"""

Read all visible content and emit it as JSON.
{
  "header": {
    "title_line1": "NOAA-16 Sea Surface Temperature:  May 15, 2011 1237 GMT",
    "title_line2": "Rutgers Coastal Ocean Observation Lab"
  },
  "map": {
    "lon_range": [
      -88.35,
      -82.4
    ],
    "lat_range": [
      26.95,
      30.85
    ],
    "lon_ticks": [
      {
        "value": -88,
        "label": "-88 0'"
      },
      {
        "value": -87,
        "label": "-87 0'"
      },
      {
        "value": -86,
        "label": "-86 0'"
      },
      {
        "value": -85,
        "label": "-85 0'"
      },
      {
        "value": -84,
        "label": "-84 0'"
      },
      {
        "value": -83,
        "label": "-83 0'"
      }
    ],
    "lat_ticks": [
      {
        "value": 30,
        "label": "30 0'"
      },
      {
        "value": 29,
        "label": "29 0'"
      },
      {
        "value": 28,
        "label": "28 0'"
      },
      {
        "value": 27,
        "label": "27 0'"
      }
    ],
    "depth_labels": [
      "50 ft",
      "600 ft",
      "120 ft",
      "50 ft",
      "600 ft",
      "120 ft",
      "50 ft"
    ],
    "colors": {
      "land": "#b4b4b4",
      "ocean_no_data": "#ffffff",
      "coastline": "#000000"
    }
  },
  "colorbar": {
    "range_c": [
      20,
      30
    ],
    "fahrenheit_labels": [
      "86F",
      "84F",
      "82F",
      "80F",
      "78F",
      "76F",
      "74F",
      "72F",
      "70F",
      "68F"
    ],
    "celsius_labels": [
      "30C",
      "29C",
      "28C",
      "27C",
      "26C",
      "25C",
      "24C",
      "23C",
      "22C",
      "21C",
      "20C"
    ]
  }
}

"""

### DIRECTIVE:
Repeat the records exactly, including every line.

### THE REPLY:
Read all visible content and emit it as JSON.
{
  "header": {
    "title_line1": "NOAA-16 Sea Surface Temperature:  May 15, 2011 1237 GMT",
    "title_line2": "Rutgers Coastal Ocean Observation Lab"
  },
  "map": {
    "lon_range": [
      -88.35,
      -82.4
    ],
    "lat_range": [
      26.95,
      30.85
    ],
    "lon_ticks": [
      {
        "value": -88,
        "label": "-88 0'"
      },
      {
        "value": -87,
        "label": "-87 0'"
      },
      {
        "value": -86,
        "label": "-86 0'"
      },
      {
        "value": -85,
        "label": "-85 0'"
      },
      {
        "value": -84,
        "label": "-84 0'"
      },
      {
        "value": -83,
        "label": "-83 0'"
      }
    ],
    "lat_ticks": [
      {
        "value": 30,
        "label": "30 0'"
      },
      {
        "value": 29,
        "label": "29 0'"
      },
      {
        "value": 28,
        "label": "28 0'"
      },
      {
        "value": 27,
        "label": "27 0'"
      }
    ],
    "depth_labels": [
      "50 ft",
      "600 ft",
      "120 ft",
      "50 ft",
      "600 ft",
      "120 ft",
      "50 ft"
    ],
    "colors": {
      "land": "#b4b4b4",
      "ocean_no_data": "#ffffff",
      "coastline": "#000000"
    }
  },
  "colorbar": {
    "range_c": [
      20,
      30
    ],
    "fahrenheit_labels": [
      "86F",
      "84F",
      "82F",
      "80F",
      "78F",
      "76F",
      "74F",
      "72F",
      "70F",
      "68F"
    ],
    "celsius_labels": [
      "30C",
      "29C",
      "28C",
      "27C",
      "26C",
      "25C",
      "24C",
      "23C",
      "22C",
      "21C",
      "20C"
    ]
  }
}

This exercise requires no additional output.